### DATA SECTION
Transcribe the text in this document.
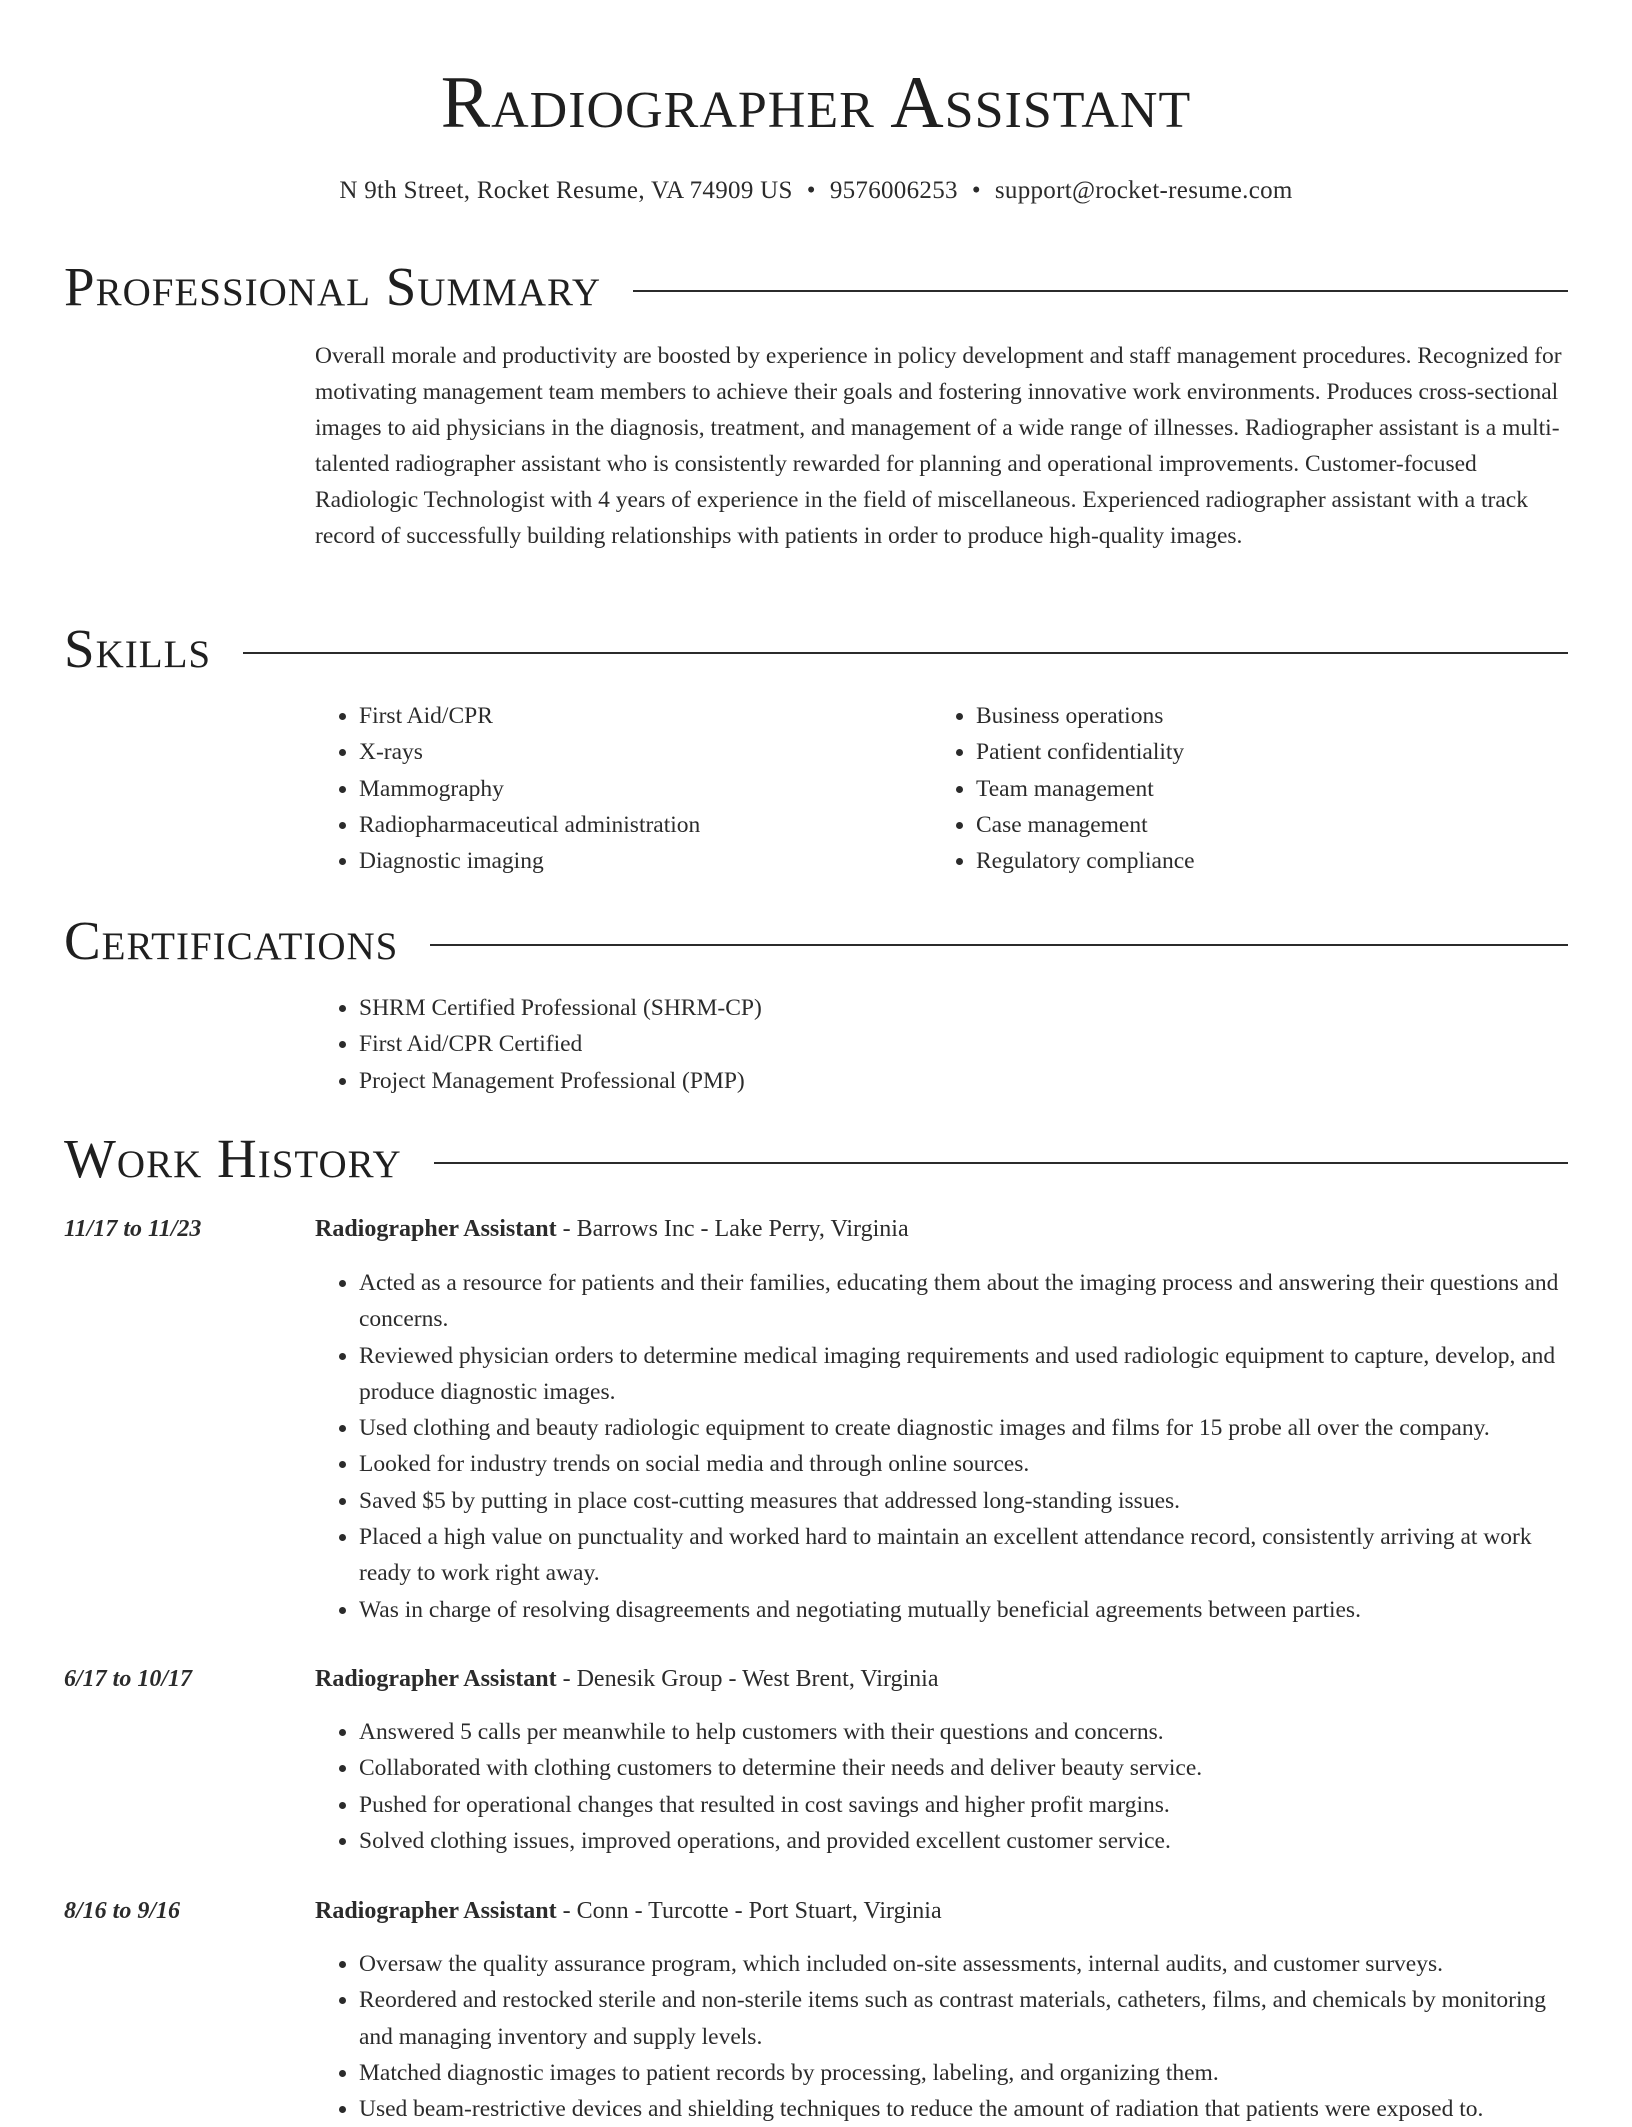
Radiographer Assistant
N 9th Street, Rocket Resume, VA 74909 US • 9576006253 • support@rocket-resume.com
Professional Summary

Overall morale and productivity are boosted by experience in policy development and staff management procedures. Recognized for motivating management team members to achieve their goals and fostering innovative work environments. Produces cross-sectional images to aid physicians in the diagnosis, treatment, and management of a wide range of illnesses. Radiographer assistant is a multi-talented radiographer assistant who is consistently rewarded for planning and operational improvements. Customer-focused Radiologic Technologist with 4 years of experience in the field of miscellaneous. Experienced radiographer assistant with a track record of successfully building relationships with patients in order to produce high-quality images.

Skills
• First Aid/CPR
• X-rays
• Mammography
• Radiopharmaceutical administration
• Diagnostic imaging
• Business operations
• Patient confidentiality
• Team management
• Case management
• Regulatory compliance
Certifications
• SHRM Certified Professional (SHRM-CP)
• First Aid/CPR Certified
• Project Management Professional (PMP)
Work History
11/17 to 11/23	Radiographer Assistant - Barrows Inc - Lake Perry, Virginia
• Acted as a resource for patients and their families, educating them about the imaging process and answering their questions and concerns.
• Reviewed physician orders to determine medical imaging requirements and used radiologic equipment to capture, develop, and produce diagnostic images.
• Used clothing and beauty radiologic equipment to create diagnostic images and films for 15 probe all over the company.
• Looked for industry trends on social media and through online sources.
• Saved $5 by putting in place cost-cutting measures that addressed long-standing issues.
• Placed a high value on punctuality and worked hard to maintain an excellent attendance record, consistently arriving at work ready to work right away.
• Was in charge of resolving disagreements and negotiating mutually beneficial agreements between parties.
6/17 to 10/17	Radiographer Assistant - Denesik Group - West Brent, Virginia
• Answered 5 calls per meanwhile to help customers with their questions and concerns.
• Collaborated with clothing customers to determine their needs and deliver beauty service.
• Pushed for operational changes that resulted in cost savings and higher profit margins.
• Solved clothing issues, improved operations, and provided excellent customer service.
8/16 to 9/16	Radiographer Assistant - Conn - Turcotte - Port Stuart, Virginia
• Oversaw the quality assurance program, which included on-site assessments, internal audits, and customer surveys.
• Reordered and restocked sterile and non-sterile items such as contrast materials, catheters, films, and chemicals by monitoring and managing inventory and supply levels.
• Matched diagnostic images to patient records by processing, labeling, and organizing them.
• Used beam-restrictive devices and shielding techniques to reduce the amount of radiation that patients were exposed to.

### GOAL OF THE EXERCISE
Return every line of the data above exactly, and omit all pictures.

### SOLUTION TO THIS PROBLEM
Transcribe the text in this document.
Radiographer Assistant
N 9th Street, Rocket Resume, VA 74909 US • 9576006253 • support@rocket-resume.com
Professional Summary

Overall morale and productivity are boosted by experience in policy development and staff management procedures. Recognized for motivating management team members to achieve their goals and fostering innovative work environments. Produces cross-sectional images to aid physicians in the diagnosis, treatment, and management of a wide range of illnesses. Radiographer assistant is a multi-talented radiographer assistant who is consistently rewarded for planning and operational improvements. Customer-focused Radiologic Technologist with 4 years of experience in the field of miscellaneous. Experienced radiographer assistant with a track record of successfully building relationships with patients in order to produce high-quality images.

Skills
• First Aid/CPR
• X-rays
• Mammography
• Radiopharmaceutical administration
• Diagnostic imaging
• Business operations
• Patient confidentiality
• Team management
• Case management
• Regulatory compliance
Certifications
• SHRM Certified Professional (SHRM-CP)
• First Aid/CPR Certified
• Project Management Professional (PMP)
Work History
11/17 to 11/23	Radiographer Assistant - Barrows Inc - Lake Perry, Virginia
• Acted as a resource for patients and their families, educating them about the imaging process and answering their questions and concerns.
• Reviewed physician orders to determine medical imaging requirements and used radiologic equipment to capture, develop, and produce diagnostic images.
• Used clothing and beauty radiologic equipment to create diagnostic images and films for 15 probe all over the company.
• Looked for industry trends on social media and through online sources.
• Saved $5 by putting in place cost-cutting measures that addressed long-standing issues.
• Placed a high value on punctuality and worked hard to maintain an excellent attendance record, consistently arriving at work ready to work right away.
• Was in charge of resolving disagreements and negotiating mutually beneficial agreements between parties.
6/17 to 10/17	Radiographer Assistant - Denesik Group - West Brent, Virginia
• Answered 5 calls per meanwhile to help customers with their questions and concerns.
• Collaborated with clothing customers to determine their needs and deliver beauty service.
• Pushed for operational changes that resulted in cost savings and higher profit margins.
• Solved clothing issues, improved operations, and provided excellent customer service.
8/16 to 9/16	Radiographer Assistant - Conn - Turcotte - Port Stuart, Virginia
• Oversaw the quality assurance program, which included on-site assessments, internal audits, and customer surveys.
• Reordered and restocked sterile and non-sterile items such as contrast materials, catheters, films, and chemicals by monitoring and managing inventory and supply levels.
• Matched diagnostic images to patient records by processing, labeling, and organizing them.
• Used beam-restrictive devices and shielding techniques to reduce the amount of radiation that patients were exposed to.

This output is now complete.